__Given request__: Scan the data below. Pull out each line where "name" occurs.

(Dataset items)
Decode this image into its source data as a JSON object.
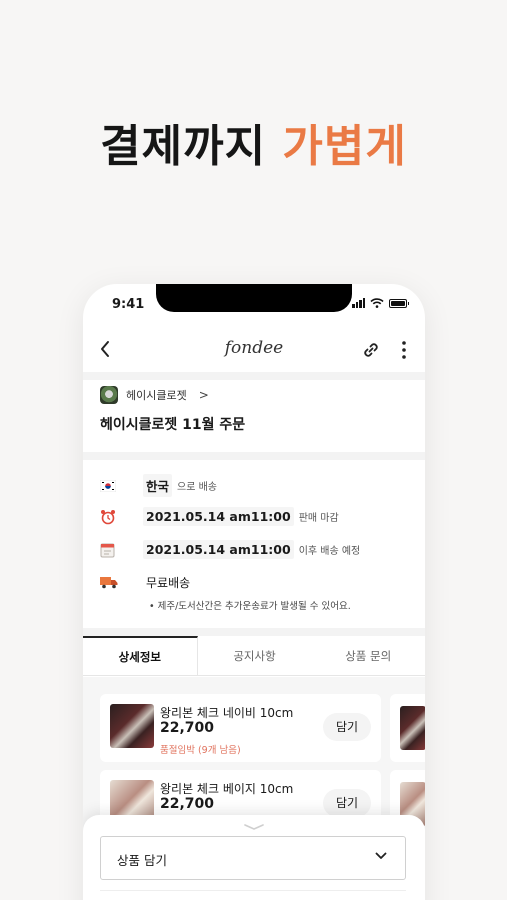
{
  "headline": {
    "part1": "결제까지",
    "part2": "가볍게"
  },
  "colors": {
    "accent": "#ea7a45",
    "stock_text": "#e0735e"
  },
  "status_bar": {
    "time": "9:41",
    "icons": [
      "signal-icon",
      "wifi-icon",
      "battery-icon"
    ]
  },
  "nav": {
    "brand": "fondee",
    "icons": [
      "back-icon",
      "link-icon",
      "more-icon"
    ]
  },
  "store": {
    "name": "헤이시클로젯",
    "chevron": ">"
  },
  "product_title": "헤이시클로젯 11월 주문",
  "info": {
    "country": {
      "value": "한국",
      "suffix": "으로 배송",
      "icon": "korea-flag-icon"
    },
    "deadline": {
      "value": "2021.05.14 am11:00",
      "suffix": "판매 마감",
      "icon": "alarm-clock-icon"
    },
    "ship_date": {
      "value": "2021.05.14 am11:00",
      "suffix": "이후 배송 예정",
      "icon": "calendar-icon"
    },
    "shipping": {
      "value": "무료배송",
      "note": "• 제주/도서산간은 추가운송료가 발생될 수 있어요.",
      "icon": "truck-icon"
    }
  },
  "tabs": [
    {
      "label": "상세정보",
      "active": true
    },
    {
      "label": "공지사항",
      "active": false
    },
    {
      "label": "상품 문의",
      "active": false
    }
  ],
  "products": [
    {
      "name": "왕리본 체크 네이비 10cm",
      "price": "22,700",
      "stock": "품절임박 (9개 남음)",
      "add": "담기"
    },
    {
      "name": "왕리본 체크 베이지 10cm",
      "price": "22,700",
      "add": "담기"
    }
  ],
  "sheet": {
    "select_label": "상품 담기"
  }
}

__Written response__:
    "name": "헤이시클로젯",
      "name": "왕리본 체크 네이비 10cm",
      "name": "왕리본 체크 베이지 10cm",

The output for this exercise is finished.